[Stored records]
::::::::

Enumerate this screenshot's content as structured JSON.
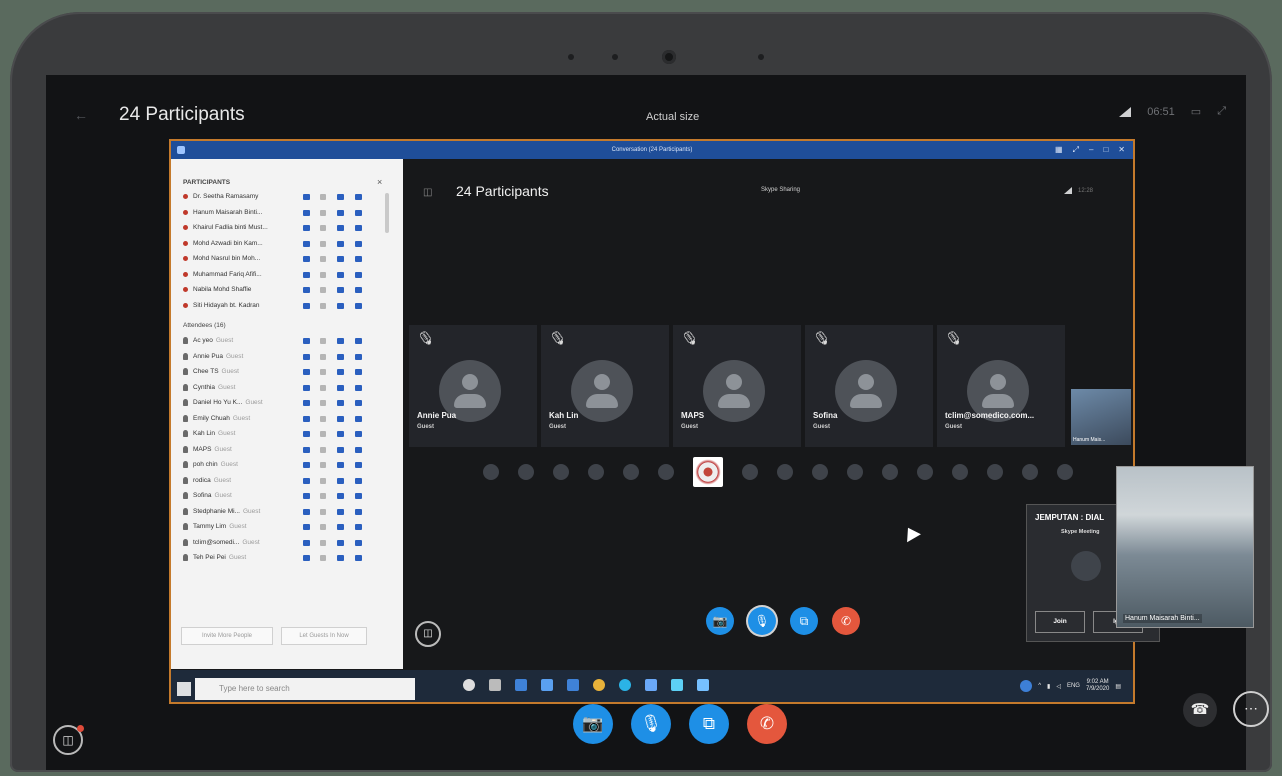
{
  "outer": {
    "title": "24 Participants",
    "center_label": "Actual size",
    "clock": "06:51"
  },
  "window": {
    "title": "Conversation (24 Participants)"
  },
  "pane": {
    "header": "PARTICIPANTS",
    "close": "×",
    "presenters": [
      "Dr. Seetha Ramasamy",
      "Hanum Maisarah Binti...",
      "Khairul Fadlia binti Must...",
      "Mohd Azwadi bin Kam...",
      "Mohd Nasrul bin Moh...",
      "Muhammad Fariq Afifi...",
      "Nabila Mohd Shaffie",
      "Siti Hidayah bt. Kadran"
    ],
    "attendees_label": "Attendees (16)",
    "attendees": [
      {
        "name": "Ac yeo",
        "role": "Guest"
      },
      {
        "name": "Annie Pua",
        "role": "Guest"
      },
      {
        "name": "Chee TS",
        "role": "Guest"
      },
      {
        "name": "Cynthia",
        "role": "Guest"
      },
      {
        "name": "Daniel Ho Yu K...",
        "role": "Guest"
      },
      {
        "name": "Emily Chuah",
        "role": "Guest"
      },
      {
        "name": "Kah Lin",
        "role": "Guest"
      },
      {
        "name": "MAPS",
        "role": "Guest"
      },
      {
        "name": "poh chin",
        "role": "Guest"
      },
      {
        "name": "rodica",
        "role": "Guest"
      },
      {
        "name": "Sofina",
        "role": "Guest"
      },
      {
        "name": "Stedphanie Mi...",
        "role": "Guest"
      },
      {
        "name": "Tammy Lim",
        "role": "Guest"
      },
      {
        "name": "tclim@somedi...",
        "role": "Guest"
      },
      {
        "name": "Teh Pei Pei",
        "role": "Guest"
      }
    ],
    "invite_button": "Invite More People",
    "lobby_button": "Let Guests In Now"
  },
  "stage": {
    "title": "24 Participants",
    "sharing": "Skype Sharing",
    "clock": "12:28",
    "tiles": [
      {
        "name": "Annie Pua",
        "role": "Guest"
      },
      {
        "name": "Kah Lin",
        "role": "Guest"
      },
      {
        "name": "MAPS",
        "role": "Guest"
      },
      {
        "name": "Sofina",
        "role": "Guest"
      },
      {
        "name": "tclim@somedico.com...",
        "role": "Guest"
      }
    ],
    "side_thumb_label": "Hanum Mais..."
  },
  "taskbar": {
    "search_placeholder": "Type here to search",
    "lang": "ENG",
    "time": "9:02 AM",
    "date": "7/9/2020"
  },
  "popup": {
    "title": "JEMPUTAN : DIAL",
    "subtitle": "Skype Meeting",
    "join": "Join",
    "ignore": "Ign"
  },
  "pip": {
    "name": "Hanum Maisarah Binti..."
  },
  "icons": {
    "mute": "🎙",
    "camera": "📷",
    "share": "⧉",
    "hangup": "✆",
    "chat": "💬",
    "phone": "☎",
    "more": "⋯"
  }
}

::::::::

Directive: Your copy of the data above should match it exactly, except that pictures are left out.

Result:
Enumerate this screenshot's content as structured JSON.
{
  "outer": {
    "title": "24 Participants",
    "center_label": "Actual size",
    "clock": "06:51"
  },
  "window": {
    "title": "Conversation (24 Participants)"
  },
  "pane": {
    "header": "PARTICIPANTS",
    "close": "×",
    "presenters": [
      "Dr. Seetha Ramasamy",
      "Hanum Maisarah Binti...",
      "Khairul Fadlia binti Must...",
      "Mohd Azwadi bin Kam...",
      "Mohd Nasrul bin Moh...",
      "Muhammad Fariq Afifi...",
      "Nabila Mohd Shaffie",
      "Siti Hidayah bt. Kadran"
    ],
    "attendees_label": "Attendees (16)",
    "attendees": [
      {
        "name": "Ac yeo",
        "role": "Guest"
      },
      {
        "name": "Annie Pua",
        "role": "Guest"
      },
      {
        "name": "Chee TS",
        "role": "Guest"
      },
      {
        "name": "Cynthia",
        "role": "Guest"
      },
      {
        "name": "Daniel Ho Yu K...",
        "role": "Guest"
      },
      {
        "name": "Emily Chuah",
        "role": "Guest"
      },
      {
        "name": "Kah Lin",
        "role": "Guest"
      },
      {
        "name": "MAPS",
        "role": "Guest"
      },
      {
        "name": "poh chin",
        "role": "Guest"
      },
      {
        "name": "rodica",
        "role": "Guest"
      },
      {
        "name": "Sofina",
        "role": "Guest"
      },
      {
        "name": "Stedphanie Mi...",
        "role": "Guest"
      },
      {
        "name": "Tammy Lim",
        "role": "Guest"
      },
      {
        "name": "tclim@somedi...",
        "role": "Guest"
      },
      {
        "name": "Teh Pei Pei",
        "role": "Guest"
      }
    ],
    "invite_button": "Invite More People",
    "lobby_button": "Let Guests In Now"
  },
  "stage": {
    "title": "24 Participants",
    "sharing": "Skype Sharing",
    "clock": "12:28",
    "tiles": [
      {
        "name": "Annie Pua",
        "role": "Guest"
      },
      {
        "name": "Kah Lin",
        "role": "Guest"
      },
      {
        "name": "MAPS",
        "role": "Guest"
      },
      {
        "name": "Sofina",
        "role": "Guest"
      },
      {
        "name": "tclim@somedico.com...",
        "role": "Guest"
      }
    ],
    "side_thumb_label": "Hanum Mais..."
  },
  "taskbar": {
    "search_placeholder": "Type here to search",
    "lang": "ENG",
    "time": "9:02 AM",
    "date": "7/9/2020"
  },
  "popup": {
    "title": "JEMPUTAN : DIAL",
    "subtitle": "Skype Meeting",
    "join": "Join",
    "ignore": "Ign"
  },
  "pip": {
    "name": "Hanum Maisarah Binti..."
  },
  "icons": {
    "mute": "🎙",
    "camera": "📷",
    "share": "⧉",
    "hangup": "✆",
    "chat": "💬",
    "phone": "☎",
    "more": "⋯"
  }
}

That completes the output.